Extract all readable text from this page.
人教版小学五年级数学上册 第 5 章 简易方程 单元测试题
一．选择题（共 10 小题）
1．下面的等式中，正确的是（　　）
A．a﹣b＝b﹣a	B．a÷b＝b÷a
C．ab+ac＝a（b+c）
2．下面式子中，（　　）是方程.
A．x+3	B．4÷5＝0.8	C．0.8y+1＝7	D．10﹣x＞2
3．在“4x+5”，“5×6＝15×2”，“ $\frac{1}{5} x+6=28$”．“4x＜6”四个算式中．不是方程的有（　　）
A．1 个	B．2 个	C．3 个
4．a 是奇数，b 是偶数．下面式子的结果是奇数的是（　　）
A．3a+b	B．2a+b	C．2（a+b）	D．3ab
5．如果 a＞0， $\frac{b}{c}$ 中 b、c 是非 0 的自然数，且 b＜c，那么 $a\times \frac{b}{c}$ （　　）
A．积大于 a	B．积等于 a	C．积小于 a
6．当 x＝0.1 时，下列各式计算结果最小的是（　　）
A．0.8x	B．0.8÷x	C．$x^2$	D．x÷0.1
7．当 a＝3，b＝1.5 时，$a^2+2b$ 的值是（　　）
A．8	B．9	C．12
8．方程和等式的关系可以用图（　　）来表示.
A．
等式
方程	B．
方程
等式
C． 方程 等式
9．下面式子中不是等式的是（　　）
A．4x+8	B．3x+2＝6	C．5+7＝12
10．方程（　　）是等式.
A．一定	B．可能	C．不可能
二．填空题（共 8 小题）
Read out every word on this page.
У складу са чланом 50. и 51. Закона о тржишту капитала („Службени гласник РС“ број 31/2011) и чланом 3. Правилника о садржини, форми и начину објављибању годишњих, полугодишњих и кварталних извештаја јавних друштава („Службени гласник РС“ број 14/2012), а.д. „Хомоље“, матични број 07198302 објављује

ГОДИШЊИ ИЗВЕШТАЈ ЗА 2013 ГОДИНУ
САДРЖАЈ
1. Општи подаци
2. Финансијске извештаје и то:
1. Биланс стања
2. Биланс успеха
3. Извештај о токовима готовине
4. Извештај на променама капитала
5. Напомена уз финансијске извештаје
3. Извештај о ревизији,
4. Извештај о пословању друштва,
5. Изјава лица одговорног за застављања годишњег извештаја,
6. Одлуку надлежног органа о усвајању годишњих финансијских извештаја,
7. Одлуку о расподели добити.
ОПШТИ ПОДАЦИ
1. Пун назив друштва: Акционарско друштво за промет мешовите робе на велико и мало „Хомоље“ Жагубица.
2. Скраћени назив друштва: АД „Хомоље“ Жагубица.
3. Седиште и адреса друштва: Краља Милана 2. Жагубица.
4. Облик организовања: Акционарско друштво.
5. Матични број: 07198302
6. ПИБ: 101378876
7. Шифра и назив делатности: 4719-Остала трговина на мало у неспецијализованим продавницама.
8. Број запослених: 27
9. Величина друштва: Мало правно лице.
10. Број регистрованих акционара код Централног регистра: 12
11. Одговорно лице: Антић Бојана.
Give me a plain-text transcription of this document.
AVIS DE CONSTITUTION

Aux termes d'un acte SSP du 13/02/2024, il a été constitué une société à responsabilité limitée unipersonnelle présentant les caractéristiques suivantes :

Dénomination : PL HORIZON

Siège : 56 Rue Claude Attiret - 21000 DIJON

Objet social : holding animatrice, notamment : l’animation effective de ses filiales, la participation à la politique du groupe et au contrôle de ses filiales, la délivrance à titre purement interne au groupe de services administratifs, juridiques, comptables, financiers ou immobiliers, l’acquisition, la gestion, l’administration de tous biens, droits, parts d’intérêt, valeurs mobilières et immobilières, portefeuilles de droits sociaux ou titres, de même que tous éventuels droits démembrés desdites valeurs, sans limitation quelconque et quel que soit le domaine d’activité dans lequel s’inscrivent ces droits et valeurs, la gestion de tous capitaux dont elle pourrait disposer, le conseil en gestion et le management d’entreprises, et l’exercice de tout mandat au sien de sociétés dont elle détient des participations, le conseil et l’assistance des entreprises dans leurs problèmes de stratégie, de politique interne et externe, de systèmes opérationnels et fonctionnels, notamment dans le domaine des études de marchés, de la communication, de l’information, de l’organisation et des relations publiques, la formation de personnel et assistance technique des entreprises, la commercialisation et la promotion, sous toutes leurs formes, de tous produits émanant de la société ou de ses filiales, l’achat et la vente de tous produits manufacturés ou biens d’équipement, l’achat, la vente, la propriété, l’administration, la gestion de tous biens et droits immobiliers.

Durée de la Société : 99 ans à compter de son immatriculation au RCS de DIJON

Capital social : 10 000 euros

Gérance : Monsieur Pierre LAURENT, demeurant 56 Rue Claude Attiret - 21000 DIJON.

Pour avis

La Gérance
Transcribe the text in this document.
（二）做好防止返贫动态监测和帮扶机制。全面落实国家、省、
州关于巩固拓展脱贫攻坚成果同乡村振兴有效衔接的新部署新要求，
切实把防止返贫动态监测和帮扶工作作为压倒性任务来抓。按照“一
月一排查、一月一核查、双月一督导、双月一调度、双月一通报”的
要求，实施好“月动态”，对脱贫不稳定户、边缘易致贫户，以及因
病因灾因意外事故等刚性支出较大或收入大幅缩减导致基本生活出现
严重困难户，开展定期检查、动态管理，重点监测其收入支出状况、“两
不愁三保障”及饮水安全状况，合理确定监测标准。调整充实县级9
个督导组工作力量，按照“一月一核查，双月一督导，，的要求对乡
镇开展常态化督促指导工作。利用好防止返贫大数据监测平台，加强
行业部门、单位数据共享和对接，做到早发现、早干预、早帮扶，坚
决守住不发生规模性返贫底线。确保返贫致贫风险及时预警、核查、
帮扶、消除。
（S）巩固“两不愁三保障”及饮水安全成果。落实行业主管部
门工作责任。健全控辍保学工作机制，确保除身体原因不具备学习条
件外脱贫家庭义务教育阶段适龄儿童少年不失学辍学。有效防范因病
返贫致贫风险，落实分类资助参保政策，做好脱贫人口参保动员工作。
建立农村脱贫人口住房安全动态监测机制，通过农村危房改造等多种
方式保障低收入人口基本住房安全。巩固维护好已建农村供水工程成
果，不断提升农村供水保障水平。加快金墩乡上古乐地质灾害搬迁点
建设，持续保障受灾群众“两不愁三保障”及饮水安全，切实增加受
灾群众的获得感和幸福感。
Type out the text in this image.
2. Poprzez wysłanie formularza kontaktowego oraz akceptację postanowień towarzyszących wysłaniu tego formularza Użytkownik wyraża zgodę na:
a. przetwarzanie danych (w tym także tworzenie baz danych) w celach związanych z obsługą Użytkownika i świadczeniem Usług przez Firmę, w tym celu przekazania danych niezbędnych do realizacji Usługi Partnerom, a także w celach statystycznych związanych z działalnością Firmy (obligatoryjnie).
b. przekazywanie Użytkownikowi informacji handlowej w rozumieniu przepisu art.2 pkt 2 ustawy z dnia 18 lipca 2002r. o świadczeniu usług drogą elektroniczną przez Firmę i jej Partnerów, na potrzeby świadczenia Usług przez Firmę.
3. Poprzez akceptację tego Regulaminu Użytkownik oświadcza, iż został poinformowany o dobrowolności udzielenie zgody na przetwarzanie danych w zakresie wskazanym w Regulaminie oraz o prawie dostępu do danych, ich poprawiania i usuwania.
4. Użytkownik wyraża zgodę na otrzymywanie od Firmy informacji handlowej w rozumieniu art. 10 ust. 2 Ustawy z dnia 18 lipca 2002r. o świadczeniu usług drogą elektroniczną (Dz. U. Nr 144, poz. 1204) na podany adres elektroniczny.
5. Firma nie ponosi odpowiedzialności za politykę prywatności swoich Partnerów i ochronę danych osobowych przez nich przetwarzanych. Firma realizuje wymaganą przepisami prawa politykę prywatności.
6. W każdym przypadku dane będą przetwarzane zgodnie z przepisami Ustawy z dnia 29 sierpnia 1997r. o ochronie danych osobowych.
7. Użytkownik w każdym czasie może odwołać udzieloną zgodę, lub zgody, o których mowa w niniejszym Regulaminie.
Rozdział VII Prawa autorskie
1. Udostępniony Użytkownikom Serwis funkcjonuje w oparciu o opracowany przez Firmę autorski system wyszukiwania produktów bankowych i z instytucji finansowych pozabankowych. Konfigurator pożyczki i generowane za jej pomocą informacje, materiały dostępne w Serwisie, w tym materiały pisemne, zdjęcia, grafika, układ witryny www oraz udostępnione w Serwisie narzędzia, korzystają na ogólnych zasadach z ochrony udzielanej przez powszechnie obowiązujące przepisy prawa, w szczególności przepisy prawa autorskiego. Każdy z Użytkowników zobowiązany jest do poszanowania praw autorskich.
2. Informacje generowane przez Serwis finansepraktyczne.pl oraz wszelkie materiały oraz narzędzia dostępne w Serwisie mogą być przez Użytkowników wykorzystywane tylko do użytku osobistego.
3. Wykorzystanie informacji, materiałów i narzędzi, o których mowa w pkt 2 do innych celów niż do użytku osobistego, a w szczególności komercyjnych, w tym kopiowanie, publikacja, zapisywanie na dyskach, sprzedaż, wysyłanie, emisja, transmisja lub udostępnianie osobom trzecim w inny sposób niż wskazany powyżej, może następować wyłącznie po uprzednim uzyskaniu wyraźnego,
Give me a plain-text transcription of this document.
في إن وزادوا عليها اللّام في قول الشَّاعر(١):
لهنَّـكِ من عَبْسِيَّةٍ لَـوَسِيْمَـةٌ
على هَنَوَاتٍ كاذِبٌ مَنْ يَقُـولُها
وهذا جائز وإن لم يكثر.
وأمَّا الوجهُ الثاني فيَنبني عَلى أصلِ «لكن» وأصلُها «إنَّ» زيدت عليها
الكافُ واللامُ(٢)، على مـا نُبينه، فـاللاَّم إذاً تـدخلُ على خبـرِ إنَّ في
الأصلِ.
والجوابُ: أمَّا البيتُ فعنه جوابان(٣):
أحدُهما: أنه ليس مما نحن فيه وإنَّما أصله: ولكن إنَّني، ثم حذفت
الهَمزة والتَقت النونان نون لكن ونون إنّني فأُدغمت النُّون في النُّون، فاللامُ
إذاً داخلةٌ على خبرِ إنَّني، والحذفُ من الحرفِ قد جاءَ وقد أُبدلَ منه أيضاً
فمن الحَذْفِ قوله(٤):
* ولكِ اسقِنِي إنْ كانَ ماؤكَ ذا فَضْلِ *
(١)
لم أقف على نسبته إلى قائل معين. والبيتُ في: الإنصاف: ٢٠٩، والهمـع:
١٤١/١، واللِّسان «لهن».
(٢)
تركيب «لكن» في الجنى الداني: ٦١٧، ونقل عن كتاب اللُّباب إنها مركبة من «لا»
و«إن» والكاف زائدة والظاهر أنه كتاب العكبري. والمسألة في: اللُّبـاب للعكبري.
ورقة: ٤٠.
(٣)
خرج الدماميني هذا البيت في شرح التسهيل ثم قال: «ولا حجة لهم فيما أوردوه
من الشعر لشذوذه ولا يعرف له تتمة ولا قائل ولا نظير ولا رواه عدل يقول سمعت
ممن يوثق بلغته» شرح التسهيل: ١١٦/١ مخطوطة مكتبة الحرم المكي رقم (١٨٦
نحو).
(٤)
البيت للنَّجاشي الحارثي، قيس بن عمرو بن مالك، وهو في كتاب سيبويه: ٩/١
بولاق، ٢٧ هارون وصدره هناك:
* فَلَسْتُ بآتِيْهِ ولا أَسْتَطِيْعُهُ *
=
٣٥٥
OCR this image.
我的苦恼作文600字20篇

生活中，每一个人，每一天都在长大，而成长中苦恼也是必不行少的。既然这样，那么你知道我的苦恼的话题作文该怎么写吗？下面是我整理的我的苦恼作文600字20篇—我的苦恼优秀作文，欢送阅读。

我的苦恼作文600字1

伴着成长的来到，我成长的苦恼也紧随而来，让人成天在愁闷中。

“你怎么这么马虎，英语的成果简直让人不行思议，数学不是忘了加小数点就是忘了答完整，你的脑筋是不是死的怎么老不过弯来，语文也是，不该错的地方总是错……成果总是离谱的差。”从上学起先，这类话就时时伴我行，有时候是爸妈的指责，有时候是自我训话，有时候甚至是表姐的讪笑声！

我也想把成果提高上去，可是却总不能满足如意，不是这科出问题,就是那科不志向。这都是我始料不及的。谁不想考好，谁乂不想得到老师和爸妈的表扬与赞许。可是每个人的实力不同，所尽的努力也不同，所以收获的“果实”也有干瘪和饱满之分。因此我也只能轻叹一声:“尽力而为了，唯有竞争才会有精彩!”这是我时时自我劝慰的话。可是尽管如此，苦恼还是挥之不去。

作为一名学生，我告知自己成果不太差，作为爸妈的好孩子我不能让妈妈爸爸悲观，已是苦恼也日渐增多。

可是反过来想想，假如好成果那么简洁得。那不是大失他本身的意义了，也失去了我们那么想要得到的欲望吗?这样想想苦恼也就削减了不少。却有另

Short problem: Identify and copy lines that hold the string "oraz".

Reply:
2. Poprzez wysłanie formularza kontaktowego oraz akceptację postanowień towarzyszących wysłaniu tego formularza Użytkownik wyraża zgodę na:
3. Poprzez akceptację tego Regulaminu Użytkownik oświadcza, iż został poinformowany o dobrowolności udzielenie zgody na przetwarzanie danych w zakresie wskazanym w Regulaminie oraz o prawie dostępu do danych, ich poprawiania i usuwania.
1. Udostępniony Użytkownikom Serwis funkcjonuje w oparciu o opracowany przez Firmę autorski system wyszukiwania produktów bankowych i z instytucji finansowych pozabankowych. Konfigurator pożyczki i generowane za jej pomocą informacje, materiały dostępne w Serwisie, w tym materiały pisemne, zdjęcia, grafika, układ witryny www oraz udostępnione w Serwisie narzędzia, korzystają na ogólnych zasadach z ochrony udzielanej przez powszechnie obowiązujące przepisy prawa, w szczególności przepisy prawa autorskiego. Każdy z Użytkowników zobowiązany jest do poszanowania praw autorskich.
2. Informacje generowane przez Serwis finansepraktyczne.pl oraz wszelkie materiały oraz narzędzia dostępne w Serwisie mogą być przez Użytkowników wykorzystywane tylko do użytku osobistego.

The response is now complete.